Task to carry out:
Each line below should be retyped exactly, with no pictures.

— Start of Supplied information —

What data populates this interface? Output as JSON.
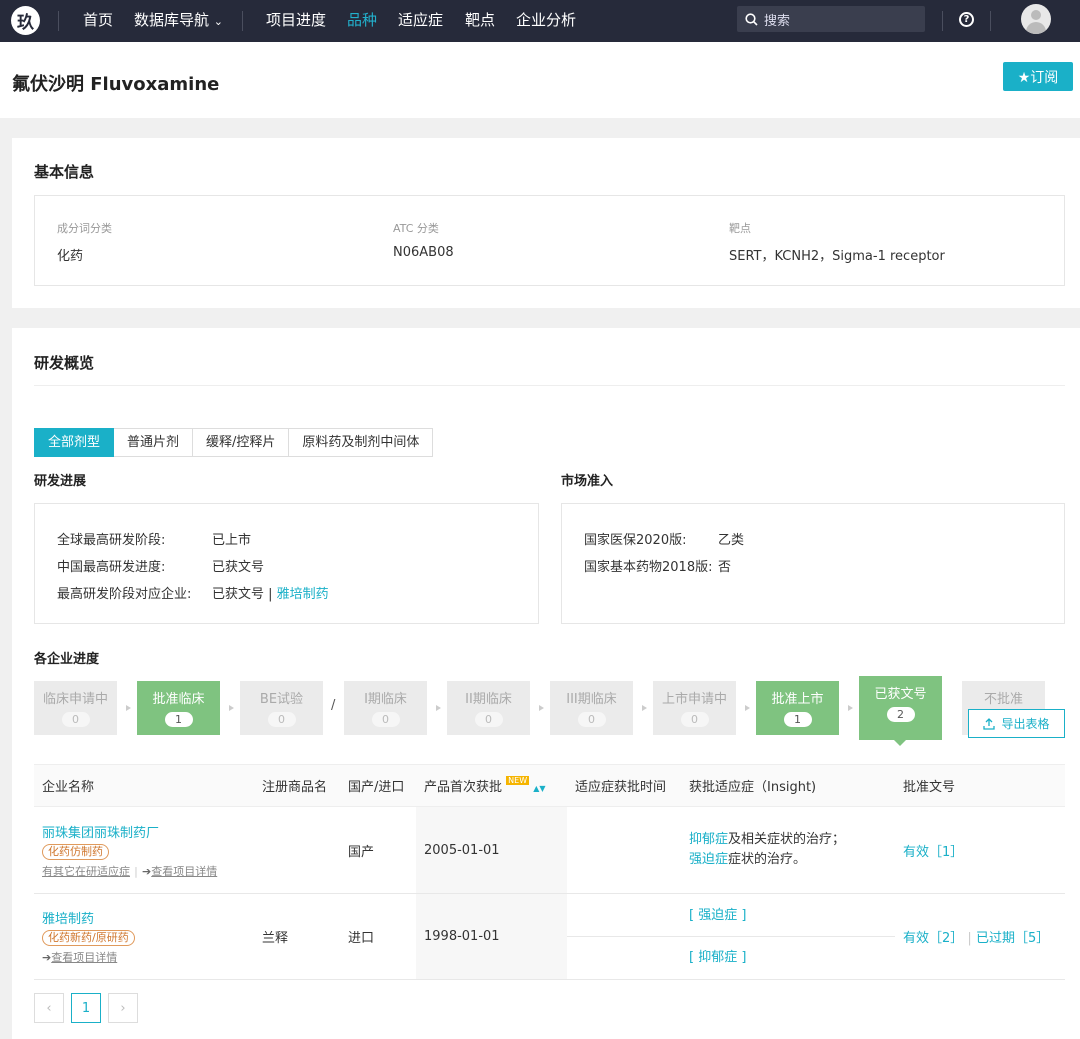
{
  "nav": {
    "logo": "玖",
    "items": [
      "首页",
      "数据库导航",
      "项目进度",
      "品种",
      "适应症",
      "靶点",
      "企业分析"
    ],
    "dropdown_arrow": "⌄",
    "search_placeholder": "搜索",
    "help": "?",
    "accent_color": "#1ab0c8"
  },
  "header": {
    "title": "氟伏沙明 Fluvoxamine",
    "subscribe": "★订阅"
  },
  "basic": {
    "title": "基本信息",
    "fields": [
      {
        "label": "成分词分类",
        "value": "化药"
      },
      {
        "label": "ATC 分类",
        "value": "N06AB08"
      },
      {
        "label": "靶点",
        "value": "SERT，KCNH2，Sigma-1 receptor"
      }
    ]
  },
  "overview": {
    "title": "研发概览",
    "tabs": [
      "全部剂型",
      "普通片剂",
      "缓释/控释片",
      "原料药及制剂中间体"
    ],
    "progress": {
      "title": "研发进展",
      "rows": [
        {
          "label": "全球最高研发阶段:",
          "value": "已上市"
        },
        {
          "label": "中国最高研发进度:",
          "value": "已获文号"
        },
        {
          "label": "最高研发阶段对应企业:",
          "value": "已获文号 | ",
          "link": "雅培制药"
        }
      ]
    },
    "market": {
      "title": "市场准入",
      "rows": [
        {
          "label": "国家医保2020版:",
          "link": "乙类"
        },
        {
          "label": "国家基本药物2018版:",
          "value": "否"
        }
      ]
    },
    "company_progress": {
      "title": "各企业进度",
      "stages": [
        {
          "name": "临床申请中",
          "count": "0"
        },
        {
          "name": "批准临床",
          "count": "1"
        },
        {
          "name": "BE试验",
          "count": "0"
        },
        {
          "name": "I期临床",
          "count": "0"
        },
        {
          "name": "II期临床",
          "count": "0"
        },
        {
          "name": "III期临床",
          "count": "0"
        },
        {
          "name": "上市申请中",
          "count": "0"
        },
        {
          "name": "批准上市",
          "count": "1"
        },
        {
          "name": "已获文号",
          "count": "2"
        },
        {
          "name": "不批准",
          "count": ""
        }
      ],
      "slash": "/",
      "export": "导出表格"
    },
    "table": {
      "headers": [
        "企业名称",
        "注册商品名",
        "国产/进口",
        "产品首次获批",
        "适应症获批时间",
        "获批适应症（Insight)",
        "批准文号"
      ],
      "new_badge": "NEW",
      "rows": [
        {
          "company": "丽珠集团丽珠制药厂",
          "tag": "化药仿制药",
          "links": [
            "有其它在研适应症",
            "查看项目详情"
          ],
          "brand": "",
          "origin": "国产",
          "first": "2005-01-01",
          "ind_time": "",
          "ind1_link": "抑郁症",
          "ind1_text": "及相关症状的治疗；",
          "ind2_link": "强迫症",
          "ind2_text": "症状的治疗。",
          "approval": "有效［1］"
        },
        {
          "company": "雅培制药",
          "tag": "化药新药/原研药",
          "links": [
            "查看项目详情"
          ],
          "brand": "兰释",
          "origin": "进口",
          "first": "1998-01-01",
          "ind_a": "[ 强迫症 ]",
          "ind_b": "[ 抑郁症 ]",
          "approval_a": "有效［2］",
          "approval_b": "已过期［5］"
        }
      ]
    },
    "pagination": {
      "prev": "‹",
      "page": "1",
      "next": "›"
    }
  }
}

— End of Supplied information —

Solution to the problem:
What data populates this interface? Output as JSON.
{
  "nav": {
    "logo": "玖",
    "items": [
      "首页",
      "数据库导航",
      "项目进度",
      "品种",
      "适应症",
      "靶点",
      "企业分析"
    ],
    "dropdown_arrow": "⌄",
    "search_placeholder": "搜索",
    "help": "?",
    "accent_color": "#1ab0c8"
  },
  "header": {
    "title": "氟伏沙明 Fluvoxamine",
    "subscribe": "★订阅"
  },
  "basic": {
    "title": "基本信息",
    "fields": [
      {
        "label": "成分词分类",
        "value": "化药"
      },
      {
        "label": "ATC 分类",
        "value": "N06AB08"
      },
      {
        "label": "靶点",
        "value": "SERT，KCNH2，Sigma-1 receptor"
      }
    ]
  },
  "overview": {
    "title": "研发概览",
    "tabs": [
      "全部剂型",
      "普通片剂",
      "缓释/控释片",
      "原料药及制剂中间体"
    ],
    "progress": {
      "title": "研发进展",
      "rows": [
        {
          "label": "全球最高研发阶段:",
          "value": "已上市"
        },
        {
          "label": "中国最高研发进度:",
          "value": "已获文号"
        },
        {
          "label": "最高研发阶段对应企业:",
          "value": "已获文号 | ",
          "link": "雅培制药"
        }
      ]
    },
    "market": {
      "title": "市场准入",
      "rows": [
        {
          "label": "国家医保2020版:",
          "link": "乙类"
        },
        {
          "label": "国家基本药物2018版:",
          "value": "否"
        }
      ]
    },
    "company_progress": {
      "title": "各企业进度",
      "stages": [
        {
          "name": "临床申请中",
          "count": "0"
        },
        {
          "name": "批准临床",
          "count": "1"
        },
        {
          "name": "BE试验",
          "count": "0"
        },
        {
          "name": "I期临床",
          "count": "0"
        },
        {
          "name": "II期临床",
          "count": "0"
        },
        {
          "name": "III期临床",
          "count": "0"
        },
        {
          "name": "上市申请中",
          "count": "0"
        },
        {
          "name": "批准上市",
          "count": "1"
        },
        {
          "name": "已获文号",
          "count": "2"
        },
        {
          "name": "不批准",
          "count": ""
        }
      ],
      "slash": "/",
      "export": "导出表格"
    },
    "table": {
      "headers": [
        "企业名称",
        "注册商品名",
        "国产/进口",
        "产品首次获批",
        "适应症获批时间",
        "获批适应症（Insight)",
        "批准文号"
      ],
      "new_badge": "NEW",
      "rows": [
        {
          "company": "丽珠集团丽珠制药厂",
          "tag": "化药仿制药",
          "links": [
            "有其它在研适应症",
            "查看项目详情"
          ],
          "brand": "",
          "origin": "国产",
          "first": "2005-01-01",
          "ind_time": "",
          "ind1_link": "抑郁症",
          "ind1_text": "及相关症状的治疗；",
          "ind2_link": "强迫症",
          "ind2_text": "症状的治疗。",
          "approval": "有效［1］"
        },
        {
          "company": "雅培制药",
          "tag": "化药新药/原研药",
          "links": [
            "查看项目详情"
          ],
          "brand": "兰释",
          "origin": "进口",
          "first": "1998-01-01",
          "ind_a": "[ 强迫症 ]",
          "ind_b": "[ 抑郁症 ]",
          "approval_a": "有效［2］",
          "approval_b": "已过期［5］"
        }
      ]
    },
    "pagination": {
      "prev": "‹",
      "page": "1",
      "next": "›"
    }
  }
}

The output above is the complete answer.